Your task is to transcribe all of the records exactly and leave out the pictures.

====== ENTRIES PROVIDED ======

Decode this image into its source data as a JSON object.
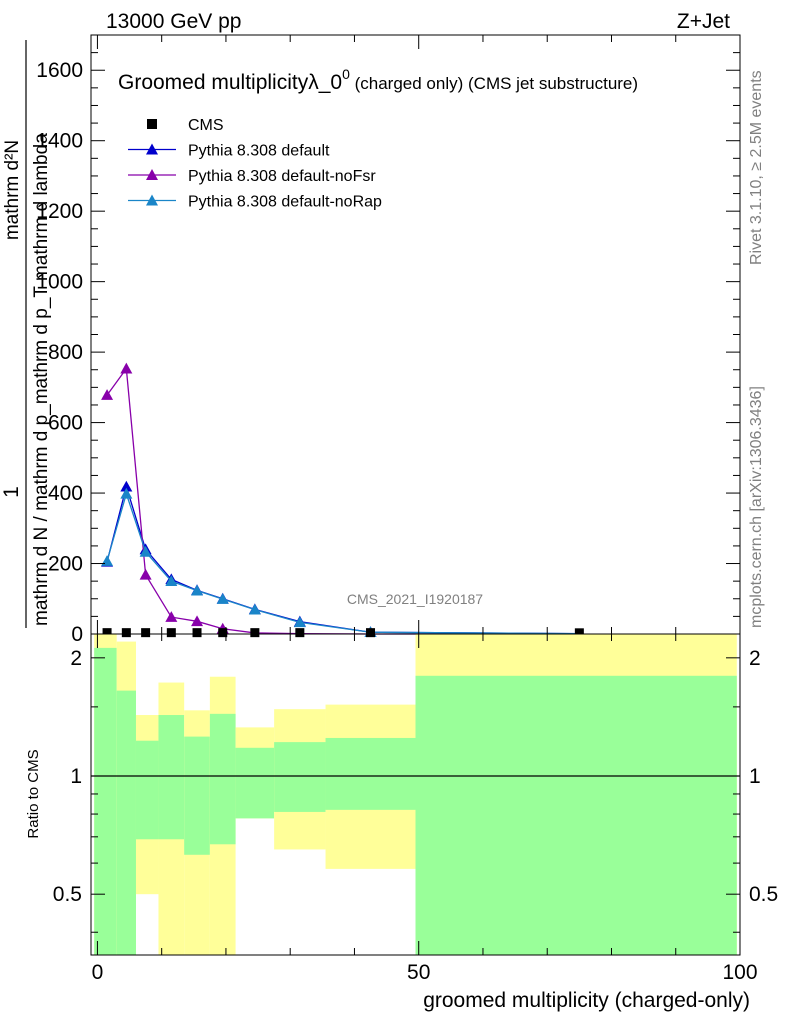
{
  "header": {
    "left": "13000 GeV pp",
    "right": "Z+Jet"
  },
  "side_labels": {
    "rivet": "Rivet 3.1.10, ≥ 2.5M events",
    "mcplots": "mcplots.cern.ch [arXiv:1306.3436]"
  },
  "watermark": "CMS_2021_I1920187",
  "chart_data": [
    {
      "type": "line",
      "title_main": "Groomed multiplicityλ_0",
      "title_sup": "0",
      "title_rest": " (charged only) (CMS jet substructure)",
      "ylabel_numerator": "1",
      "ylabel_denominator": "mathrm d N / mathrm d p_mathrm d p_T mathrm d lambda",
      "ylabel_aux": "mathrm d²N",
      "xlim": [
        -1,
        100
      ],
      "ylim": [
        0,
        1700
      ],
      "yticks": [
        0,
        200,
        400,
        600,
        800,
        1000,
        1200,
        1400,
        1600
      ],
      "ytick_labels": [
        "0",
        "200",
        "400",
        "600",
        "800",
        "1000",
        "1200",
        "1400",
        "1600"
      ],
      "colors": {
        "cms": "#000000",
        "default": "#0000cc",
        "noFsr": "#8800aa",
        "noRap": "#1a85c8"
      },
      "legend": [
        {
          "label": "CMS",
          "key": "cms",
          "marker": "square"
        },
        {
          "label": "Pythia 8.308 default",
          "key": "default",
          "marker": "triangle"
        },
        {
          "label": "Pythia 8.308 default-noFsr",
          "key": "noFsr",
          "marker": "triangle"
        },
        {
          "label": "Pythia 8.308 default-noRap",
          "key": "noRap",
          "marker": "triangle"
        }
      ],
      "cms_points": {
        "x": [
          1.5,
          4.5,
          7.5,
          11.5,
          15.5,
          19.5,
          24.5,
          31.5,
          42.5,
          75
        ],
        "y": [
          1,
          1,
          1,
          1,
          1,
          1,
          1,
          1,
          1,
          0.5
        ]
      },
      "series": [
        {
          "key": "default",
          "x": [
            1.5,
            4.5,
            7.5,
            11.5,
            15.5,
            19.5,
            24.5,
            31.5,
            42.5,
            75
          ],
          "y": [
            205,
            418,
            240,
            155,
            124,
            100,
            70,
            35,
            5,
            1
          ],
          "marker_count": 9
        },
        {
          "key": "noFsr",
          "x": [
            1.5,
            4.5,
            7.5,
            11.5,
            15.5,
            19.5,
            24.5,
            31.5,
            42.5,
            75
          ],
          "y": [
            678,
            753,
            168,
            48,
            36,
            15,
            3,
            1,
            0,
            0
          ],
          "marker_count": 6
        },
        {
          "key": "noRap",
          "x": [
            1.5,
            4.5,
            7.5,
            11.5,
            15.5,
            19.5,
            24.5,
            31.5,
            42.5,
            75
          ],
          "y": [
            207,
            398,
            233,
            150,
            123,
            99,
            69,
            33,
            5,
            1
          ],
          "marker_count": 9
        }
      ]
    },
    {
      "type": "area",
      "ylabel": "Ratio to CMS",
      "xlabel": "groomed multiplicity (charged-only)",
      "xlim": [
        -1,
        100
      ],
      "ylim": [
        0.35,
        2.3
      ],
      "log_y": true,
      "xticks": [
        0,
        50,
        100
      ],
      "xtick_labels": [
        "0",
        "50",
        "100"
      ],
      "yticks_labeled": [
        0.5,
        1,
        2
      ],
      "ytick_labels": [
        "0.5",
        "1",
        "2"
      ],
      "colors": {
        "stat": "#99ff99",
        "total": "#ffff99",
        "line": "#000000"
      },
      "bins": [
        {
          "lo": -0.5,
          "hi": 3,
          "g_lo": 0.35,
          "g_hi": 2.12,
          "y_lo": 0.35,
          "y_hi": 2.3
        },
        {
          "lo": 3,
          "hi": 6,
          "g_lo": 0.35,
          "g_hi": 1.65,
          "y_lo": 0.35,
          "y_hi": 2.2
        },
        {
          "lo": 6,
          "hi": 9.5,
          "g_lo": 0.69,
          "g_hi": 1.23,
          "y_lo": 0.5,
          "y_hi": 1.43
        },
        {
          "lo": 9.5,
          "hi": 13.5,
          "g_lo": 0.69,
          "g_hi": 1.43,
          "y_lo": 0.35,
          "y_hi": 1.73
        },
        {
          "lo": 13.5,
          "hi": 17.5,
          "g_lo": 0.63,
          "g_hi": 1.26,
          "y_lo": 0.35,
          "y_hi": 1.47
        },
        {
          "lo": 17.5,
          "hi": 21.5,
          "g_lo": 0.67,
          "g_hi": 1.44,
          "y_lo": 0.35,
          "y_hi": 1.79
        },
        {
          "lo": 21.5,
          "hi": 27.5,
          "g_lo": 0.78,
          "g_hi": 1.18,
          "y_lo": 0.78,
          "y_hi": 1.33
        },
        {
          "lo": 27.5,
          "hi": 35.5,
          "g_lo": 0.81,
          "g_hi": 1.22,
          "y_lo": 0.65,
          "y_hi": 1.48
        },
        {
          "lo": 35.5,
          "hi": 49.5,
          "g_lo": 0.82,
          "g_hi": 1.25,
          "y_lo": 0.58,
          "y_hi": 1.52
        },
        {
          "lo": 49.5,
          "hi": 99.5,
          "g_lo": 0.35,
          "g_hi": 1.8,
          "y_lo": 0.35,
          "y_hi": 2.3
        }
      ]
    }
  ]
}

======

> _FINAL ANSWER_
Decode this image into its source data as a JSON object.
{
  "header": {
    "left": "13000 GeV pp",
    "right": "Z+Jet"
  },
  "side_labels": {
    "rivet": "Rivet 3.1.10, ≥ 2.5M events",
    "mcplots": "mcplots.cern.ch [arXiv:1306.3436]"
  },
  "watermark": "CMS_2021_I1920187",
  "chart_data": [
    {
      "type": "line",
      "title_main": "Groomed multiplicityλ_0",
      "title_sup": "0",
      "title_rest": " (charged only) (CMS jet substructure)",
      "ylabel_numerator": "1",
      "ylabel_denominator": "mathrm d N / mathrm d p_mathrm d p_T mathrm d lambda",
      "ylabel_aux": "mathrm d²N",
      "xlim": [
        -1,
        100
      ],
      "ylim": [
        0,
        1700
      ],
      "yticks": [
        0,
        200,
        400,
        600,
        800,
        1000,
        1200,
        1400,
        1600
      ],
      "ytick_labels": [
        "0",
        "200",
        "400",
        "600",
        "800",
        "1000",
        "1200",
        "1400",
        "1600"
      ],
      "colors": {
        "cms": "#000000",
        "default": "#0000cc",
        "noFsr": "#8800aa",
        "noRap": "#1a85c8"
      },
      "legend": [
        {
          "label": "CMS",
          "key": "cms",
          "marker": "square"
        },
        {
          "label": "Pythia 8.308 default",
          "key": "default",
          "marker": "triangle"
        },
        {
          "label": "Pythia 8.308 default-noFsr",
          "key": "noFsr",
          "marker": "triangle"
        },
        {
          "label": "Pythia 8.308 default-noRap",
          "key": "noRap",
          "marker": "triangle"
        }
      ],
      "cms_points": {
        "x": [
          1.5,
          4.5,
          7.5,
          11.5,
          15.5,
          19.5,
          24.5,
          31.5,
          42.5,
          75
        ],
        "y": [
          1,
          1,
          1,
          1,
          1,
          1,
          1,
          1,
          1,
          0.5
        ]
      },
      "series": [
        {
          "key": "default",
          "x": [
            1.5,
            4.5,
            7.5,
            11.5,
            15.5,
            19.5,
            24.5,
            31.5,
            42.5,
            75
          ],
          "y": [
            205,
            418,
            240,
            155,
            124,
            100,
            70,
            35,
            5,
            1
          ],
          "marker_count": 9
        },
        {
          "key": "noFsr",
          "x": [
            1.5,
            4.5,
            7.5,
            11.5,
            15.5,
            19.5,
            24.5,
            31.5,
            42.5,
            75
          ],
          "y": [
            678,
            753,
            168,
            48,
            36,
            15,
            3,
            1,
            0,
            0
          ],
          "marker_count": 6
        },
        {
          "key": "noRap",
          "x": [
            1.5,
            4.5,
            7.5,
            11.5,
            15.5,
            19.5,
            24.5,
            31.5,
            42.5,
            75
          ],
          "y": [
            207,
            398,
            233,
            150,
            123,
            99,
            69,
            33,
            5,
            1
          ],
          "marker_count": 9
        }
      ]
    },
    {
      "type": "area",
      "ylabel": "Ratio to CMS",
      "xlabel": "groomed multiplicity (charged-only)",
      "xlim": [
        -1,
        100
      ],
      "ylim": [
        0.35,
        2.3
      ],
      "log_y": true,
      "xticks": [
        0,
        50,
        100
      ],
      "xtick_labels": [
        "0",
        "50",
        "100"
      ],
      "yticks_labeled": [
        0.5,
        1,
        2
      ],
      "ytick_labels": [
        "0.5",
        "1",
        "2"
      ],
      "colors": {
        "stat": "#99ff99",
        "total": "#ffff99",
        "line": "#000000"
      },
      "bins": [
        {
          "lo": -0.5,
          "hi": 3,
          "g_lo": 0.35,
          "g_hi": 2.12,
          "y_lo": 0.35,
          "y_hi": 2.3
        },
        {
          "lo": 3,
          "hi": 6,
          "g_lo": 0.35,
          "g_hi": 1.65,
          "y_lo": 0.35,
          "y_hi": 2.2
        },
        {
          "lo": 6,
          "hi": 9.5,
          "g_lo": 0.69,
          "g_hi": 1.23,
          "y_lo": 0.5,
          "y_hi": 1.43
        },
        {
          "lo": 9.5,
          "hi": 13.5,
          "g_lo": 0.69,
          "g_hi": 1.43,
          "y_lo": 0.35,
          "y_hi": 1.73
        },
        {
          "lo": 13.5,
          "hi": 17.5,
          "g_lo": 0.63,
          "g_hi": 1.26,
          "y_lo": 0.35,
          "y_hi": 1.47
        },
        {
          "lo": 17.5,
          "hi": 21.5,
          "g_lo": 0.67,
          "g_hi": 1.44,
          "y_lo": 0.35,
          "y_hi": 1.79
        },
        {
          "lo": 21.5,
          "hi": 27.5,
          "g_lo": 0.78,
          "g_hi": 1.18,
          "y_lo": 0.78,
          "y_hi": 1.33
        },
        {
          "lo": 27.5,
          "hi": 35.5,
          "g_lo": 0.81,
          "g_hi": 1.22,
          "y_lo": 0.65,
          "y_hi": 1.48
        },
        {
          "lo": 35.5,
          "hi": 49.5,
          "g_lo": 0.82,
          "g_hi": 1.25,
          "y_lo": 0.58,
          "y_hi": 1.52
        },
        {
          "lo": 49.5,
          "hi": 99.5,
          "g_lo": 0.35,
          "g_hi": 1.8,
          "y_lo": 0.35,
          "y_hi": 2.3
        }
      ]
    }
  ]
}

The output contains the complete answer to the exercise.